** begin Material provided **
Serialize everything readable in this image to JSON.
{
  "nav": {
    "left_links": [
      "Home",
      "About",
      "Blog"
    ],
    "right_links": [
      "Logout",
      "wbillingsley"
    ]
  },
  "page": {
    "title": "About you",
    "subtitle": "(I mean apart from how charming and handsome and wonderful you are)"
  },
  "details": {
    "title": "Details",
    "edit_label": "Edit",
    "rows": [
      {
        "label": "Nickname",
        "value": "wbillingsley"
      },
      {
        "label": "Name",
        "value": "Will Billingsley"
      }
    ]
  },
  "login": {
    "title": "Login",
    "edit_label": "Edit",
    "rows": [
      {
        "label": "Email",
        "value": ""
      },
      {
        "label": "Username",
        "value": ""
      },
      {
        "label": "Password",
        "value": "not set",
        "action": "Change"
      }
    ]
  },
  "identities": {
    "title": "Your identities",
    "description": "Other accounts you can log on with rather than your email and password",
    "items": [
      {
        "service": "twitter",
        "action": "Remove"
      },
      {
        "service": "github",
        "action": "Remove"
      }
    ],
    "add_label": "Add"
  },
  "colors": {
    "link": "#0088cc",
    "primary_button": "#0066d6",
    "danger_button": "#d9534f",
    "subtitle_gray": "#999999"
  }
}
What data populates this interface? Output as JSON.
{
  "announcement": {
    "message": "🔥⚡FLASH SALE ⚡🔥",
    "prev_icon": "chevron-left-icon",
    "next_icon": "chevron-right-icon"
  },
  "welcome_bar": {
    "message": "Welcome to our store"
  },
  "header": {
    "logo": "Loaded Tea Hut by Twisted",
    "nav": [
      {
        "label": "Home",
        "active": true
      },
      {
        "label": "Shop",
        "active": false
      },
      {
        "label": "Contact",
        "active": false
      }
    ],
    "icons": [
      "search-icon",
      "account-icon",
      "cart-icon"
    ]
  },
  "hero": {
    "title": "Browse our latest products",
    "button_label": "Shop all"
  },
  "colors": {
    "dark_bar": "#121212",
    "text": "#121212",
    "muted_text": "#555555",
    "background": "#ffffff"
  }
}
** end Material provided **
# [Stated problem]
Copy each record from above exactly, and include every line.

# [Answer to this task]
Serialize everything readable in this image to JSON.
{
  "nav": {
    "left_links": [
      "Home",
      "About",
      "Blog"
    ],
    "right_links": [
      "Logout",
      "wbillingsley"
    ]
  },
  "page": {
    "title": "About you",
    "subtitle": "(I mean apart from how charming and handsome and wonderful you are)"
  },
  "details": {
    "title": "Details",
    "edit_label": "Edit",
    "rows": [
      {
        "label": "Nickname",
        "value": "wbillingsley"
      },
      {
        "label": "Name",
        "value": "Will Billingsley"
      }
    ]
  },
  "login": {
    "title": "Login",
    "edit_label": "Edit",
    "rows": [
      {
        "label": "Email",
        "value": ""
      },
      {
        "label": "Username",
        "value": ""
      },
      {
        "label": "Password",
        "value": "not set",
        "action": "Change"
      }
    ]
  },
  "identities": {
    "title": "Your identities",
    "description": "Other accounts you can log on with rather than your email and password",
    "items": [
      {
        "service": "twitter",
        "action": "Remove"
      },
      {
        "service": "github",
        "action": "Remove"
      }
    ],
    "add_label": "Add"
  },
  "colors": {
    "link": "#0088cc",
    "primary_button": "#0066d6",
    "danger_button": "#d9534f",
    "subtitle_gray": "#999999"
  }
}
What data populates this interface? Output as JSON.
{
  "announcement": {
    "message": "🔥⚡FLASH SALE ⚡🔥",
    "prev_icon": "chevron-left-icon",
    "next_icon": "chevron-right-icon"
  },
  "welcome_bar": {
    "message": "Welcome to our store"
  },
  "header": {
    "logo": "Loaded Tea Hut by Twisted",
    "nav": [
      {
        "label": "Home",
        "active": true
      },
      {
        "label": "Shop",
        "active": false
      },
      {
        "label": "Contact",
        "active": false
      }
    ],
    "icons": [
      "search-icon",
      "account-icon",
      "cart-icon"
    ]
  },
  "hero": {
    "title": "Browse our latest products",
    "button_label": "Shop all"
  },
  "colors": {
    "dark_bar": "#121212",
    "text": "#121212",
    "muted_text": "#555555",
    "background": "#ffffff"
  }
}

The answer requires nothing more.